» **What you need to do**
Which lines of the records contain "this"? Collect every one of them.

» **The input**
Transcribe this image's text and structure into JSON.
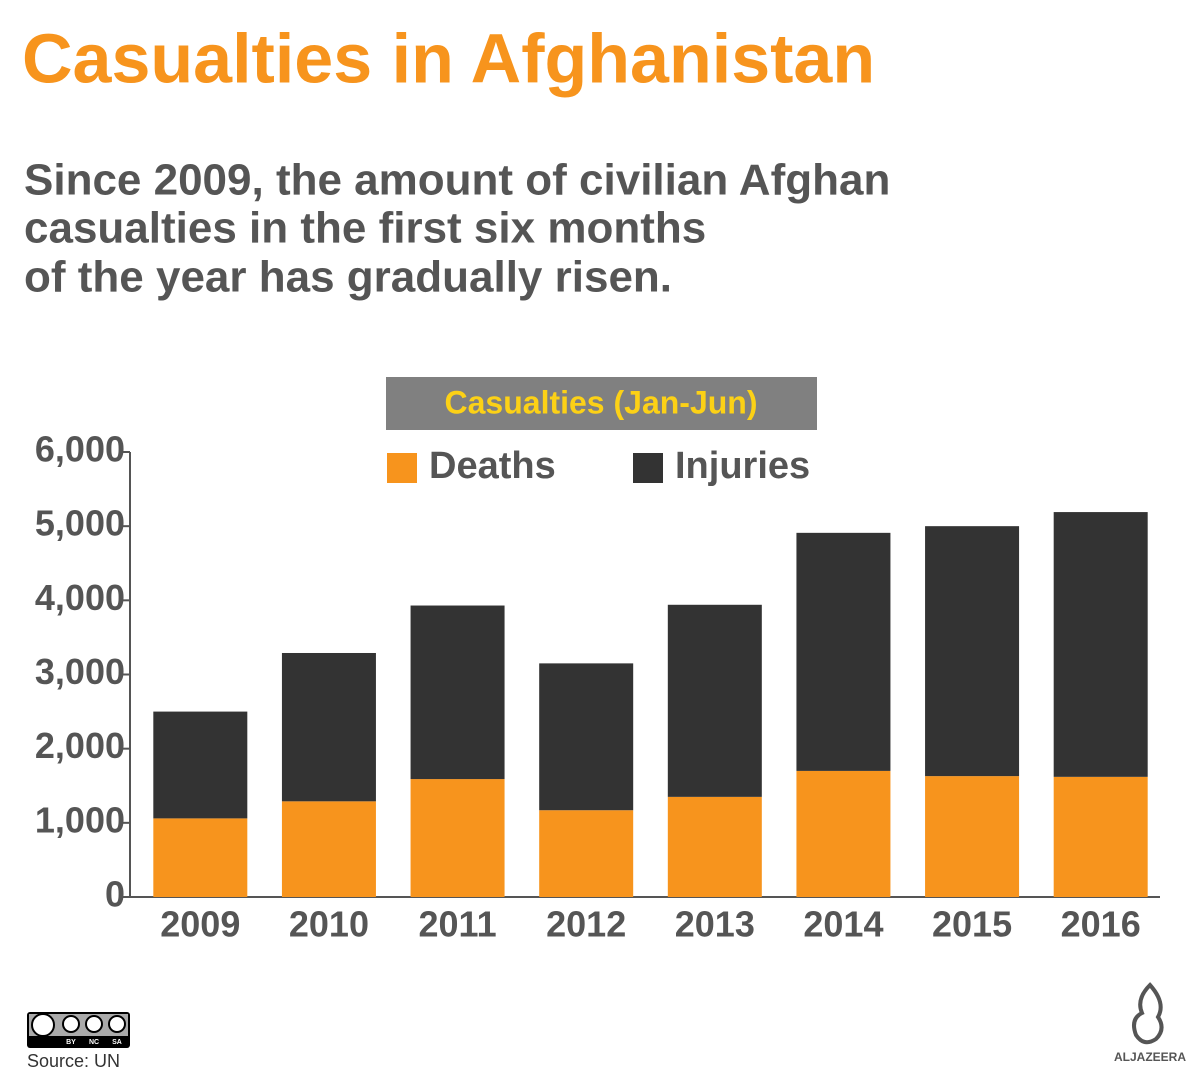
{
  "chart_data": {
    "type": "bar",
    "stacked": true,
    "title": "Casualties in Afghanistan",
    "subtitle": [
      "Since 2009, the amount of civilian Afghan",
      "casualties in the first six months",
      "of the year has gradually risen."
    ],
    "chart_title": "Casualties (Jan-Jun)",
    "categories": [
      "2009",
      "2010",
      "2011",
      "2012",
      "2013",
      "2014",
      "2015",
      "2016"
    ],
    "series": [
      {
        "name": "Deaths",
        "color": "#f7941d",
        "values": [
          1060,
          1290,
          1590,
          1170,
          1350,
          1700,
          1630,
          1620
        ]
      },
      {
        "name": "Injuries",
        "color": "#333333",
        "values": [
          1440,
          2000,
          2340,
          1980,
          2590,
          3210,
          3370,
          3570
        ]
      }
    ],
    "ylim": [
      0,
      6000
    ],
    "yticks": [
      0,
      {
        "value": 1000,
        "label": "1,000"
      },
      {
        "value": 2000,
        "label": "2,000"
      },
      {
        "value": 3000,
        "label": "3,000"
      },
      {
        "value": 4000,
        "label": "4,000"
      },
      {
        "value": 5000,
        "label": "5,000"
      },
      {
        "value": 6000,
        "label": "6,000"
      }
    ],
    "license": [
      "BY",
      "NC",
      "SA"
    ],
    "source": "Source: UN",
    "logo": "ALJAZEERA"
  }
}
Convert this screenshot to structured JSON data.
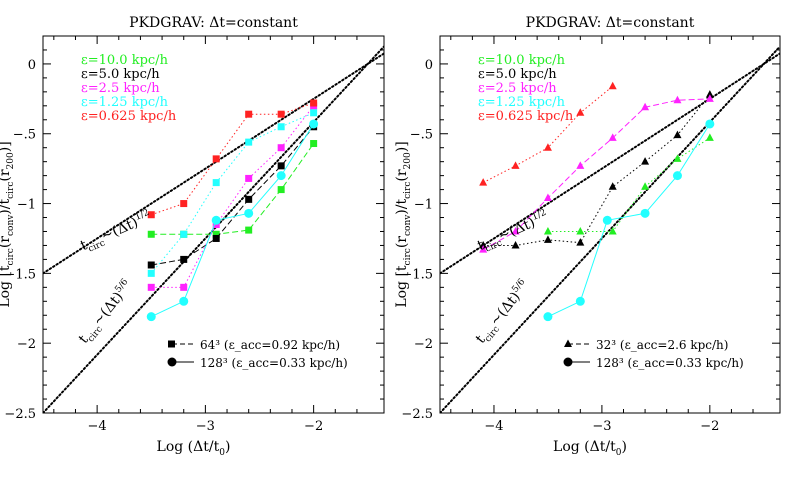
{
  "figure": {
    "ylabel": "Log [t_circ(r_conv)/t_circ(r_200)]",
    "xlabel": "Log (Δt/t₀)"
  },
  "chart_data": [
    {
      "type": "scatter",
      "title": "PKDGRAV: Δt=constant",
      "xlabel": "Log (Δt/t₀)",
      "ylabel": "Log [t_circ(r_conv)/t_circ(r_200)]",
      "xlim": [
        -4.5,
        -1.35
      ],
      "ylim": [
        -2.5,
        0.2
      ],
      "xticks": [
        -4,
        -3,
        -2
      ],
      "yticks": [
        0,
        -0.5,
        -1,
        -1.5,
        -2,
        -2.5
      ],
      "grid": false,
      "legend": {
        "position": "top-left",
        "entries": [
          {
            "label": "ε=10.0 kpc/h",
            "color": "#22ee22"
          },
          {
            "label": "ε=5.0 kpc/h",
            "color": "#000000"
          },
          {
            "label": "ε=2.5 kpc/h",
            "color": "#ff22ff"
          },
          {
            "label": "ε=1.25 kpc/h",
            "color": "#22ffff"
          },
          {
            "label": "ε=0.625 kpc/h",
            "color": "#ff2222"
          }
        ]
      },
      "marker_legend": {
        "position": "bottom-right",
        "entries": [
          {
            "marker": "square",
            "label": "64³ (ε_acc=0.92 kpc/h)"
          },
          {
            "marker": "circle",
            "label": "128³ (ε_acc=0.33 kpc/h)"
          }
        ]
      },
      "annotations": [
        {
          "text": "t_circ~(Δt)^1/2"
        },
        {
          "text": "t_circ~(Δt)^5/6"
        }
      ],
      "reference_lines": [
        {
          "name": "t_circ~(Δt)^1/2",
          "slope": 0.5,
          "intercept": 0.75
        },
        {
          "name": "t_circ~(Δt)^5/6",
          "slope": 0.8333,
          "intercept": 1.25
        }
      ],
      "series": [
        {
          "name": "ε=10.0 kpc/h",
          "color": "#22ee22",
          "marker": "square",
          "dash": "dash",
          "x": [
            -3.5,
            -3.2,
            -2.9,
            -2.6,
            -2.3,
            -2.0
          ],
          "y": [
            -1.22,
            -1.22,
            -1.22,
            -1.19,
            -0.9,
            -0.57
          ]
        },
        {
          "name": "ε=5.0 kpc/h",
          "color": "#000000",
          "marker": "square",
          "dash": "dash",
          "x": [
            -3.5,
            -3.2,
            -2.9,
            -2.6,
            -2.3,
            -2.0
          ],
          "y": [
            -1.44,
            -1.4,
            -1.25,
            -0.97,
            -0.73,
            -0.45
          ]
        },
        {
          "name": "ε=2.5 kpc/h",
          "color": "#ff22ff",
          "marker": "square",
          "dash": "dot",
          "x": [
            -3.5,
            -3.2,
            -2.9,
            -2.6,
            -2.3,
            -2.0
          ],
          "y": [
            -1.6,
            -1.6,
            -1.15,
            -0.82,
            -0.6,
            -0.3
          ]
        },
        {
          "name": "ε=1.25 kpc/h",
          "color": "#22ffff",
          "marker": "square",
          "dash": "dot",
          "x": [
            -3.5,
            -3.2,
            -2.9,
            -2.6,
            -2.3,
            -2.0
          ],
          "y": [
            -1.5,
            -1.22,
            -0.85,
            -0.56,
            -0.45,
            -0.35
          ]
        },
        {
          "name": "ε=0.625 kpc/h",
          "color": "#ff2222",
          "marker": "square",
          "dash": "dot",
          "x": [
            -3.5,
            -3.2,
            -2.9,
            -2.6,
            -2.3,
            -2.0
          ],
          "y": [
            -1.08,
            -1.0,
            -0.68,
            -0.36,
            -0.36,
            -0.28
          ]
        },
        {
          "name": "128³",
          "color": "#22ffff",
          "marker": "circle",
          "dash": "solid",
          "x": [
            -3.5,
            -3.2,
            -2.9,
            -2.6,
            -2.3,
            -2.0
          ],
          "y": [
            -1.81,
            -1.7,
            -1.12,
            -1.07,
            -0.8,
            -0.43
          ]
        }
      ]
    },
    {
      "type": "scatter",
      "title": "PKDGRAV: Δt=constant",
      "xlabel": "Log (Δt/t₀)",
      "ylabel": "Log [t_circ(r_conv)/t_circ(r_200)]",
      "xlim": [
        -4.5,
        -1.35
      ],
      "ylim": [
        -2.5,
        0.2
      ],
      "xticks": [
        -4,
        -3,
        -2
      ],
      "yticks": [
        0,
        -0.5,
        -1,
        -1.5,
        -2,
        -2.5
      ],
      "grid": false,
      "legend": {
        "position": "top-left",
        "entries": [
          {
            "label": "ε=10.0 kpc/h",
            "color": "#22ee22"
          },
          {
            "label": "ε=5.0 kpc/h",
            "color": "#000000"
          },
          {
            "label": "ε=2.5 kpc/h",
            "color": "#ff22ff"
          },
          {
            "label": "ε=1.25 kpc/h",
            "color": "#22ffff"
          },
          {
            "label": "ε=0.625 kpc/h",
            "color": "#ff2222"
          }
        ]
      },
      "marker_legend": {
        "position": "bottom-right",
        "entries": [
          {
            "marker": "triangle",
            "label": "32³ (ε_acc=2.6 kpc/h)"
          },
          {
            "marker": "circle",
            "label": "128³ (ε_acc=0.33 kpc/h)"
          }
        ]
      },
      "annotations": [
        {
          "text": "t_circ~(Δt)^1/2"
        },
        {
          "text": "t_circ~(Δt)^5/6"
        }
      ],
      "reference_lines": [
        {
          "name": "t_circ~(Δt)^1/2",
          "slope": 0.5,
          "intercept": 0.75
        },
        {
          "name": "t_circ~(Δt)^5/6",
          "slope": 0.8333,
          "intercept": 1.25
        }
      ],
      "series": [
        {
          "name": "ε=10.0 kpc/h",
          "color": "#22ee22",
          "marker": "triangle",
          "dash": "dot",
          "x": [
            -3.5,
            -3.2,
            -2.9,
            -2.6,
            -2.3,
            -2.0
          ],
          "y": [
            -1.2,
            -1.2,
            -1.2,
            -0.88,
            -0.68,
            -0.53
          ]
        },
        {
          "name": "ε=5.0 kpc/h",
          "color": "#000000",
          "marker": "triangle",
          "dash": "dot",
          "x": [
            -4.1,
            -3.8,
            -3.5,
            -3.2,
            -2.9,
            -2.6,
            -2.3,
            -2.0
          ],
          "y": [
            -1.3,
            -1.3,
            -1.26,
            -1.28,
            -0.88,
            -0.7,
            -0.51,
            -0.22
          ]
        },
        {
          "name": "ε=2.5 kpc/h",
          "color": "#ff22ff",
          "marker": "triangle",
          "dash": "dash",
          "x": [
            -4.1,
            -3.8,
            -3.5,
            -3.2,
            -2.9,
            -2.6,
            -2.3,
            -2.0
          ],
          "y": [
            -1.33,
            -1.2,
            -0.96,
            -0.73,
            -0.53,
            -0.31,
            -0.26,
            -0.25
          ]
        },
        {
          "name": "ε=0.625 kpc/h",
          "color": "#ff2222",
          "marker": "triangle",
          "dash": "dot",
          "x": [
            -4.1,
            -3.8,
            -3.5,
            -3.2,
            -2.9
          ],
          "y": [
            -0.85,
            -0.73,
            -0.6,
            -0.35,
            -0.16
          ]
        },
        {
          "name": "128³",
          "color": "#22ffff",
          "marker": "circle",
          "dash": "solid",
          "x": [
            -3.5,
            -3.2,
            -2.95,
            -2.6,
            -2.3,
            -2.0
          ],
          "y": [
            -1.81,
            -1.7,
            -1.12,
            -1.07,
            -0.8,
            -0.43
          ]
        }
      ]
    }
  ]
}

» **Full output**
Transcribe this image's text and structure into JSON.
Convert this screenshot to structured JSON data.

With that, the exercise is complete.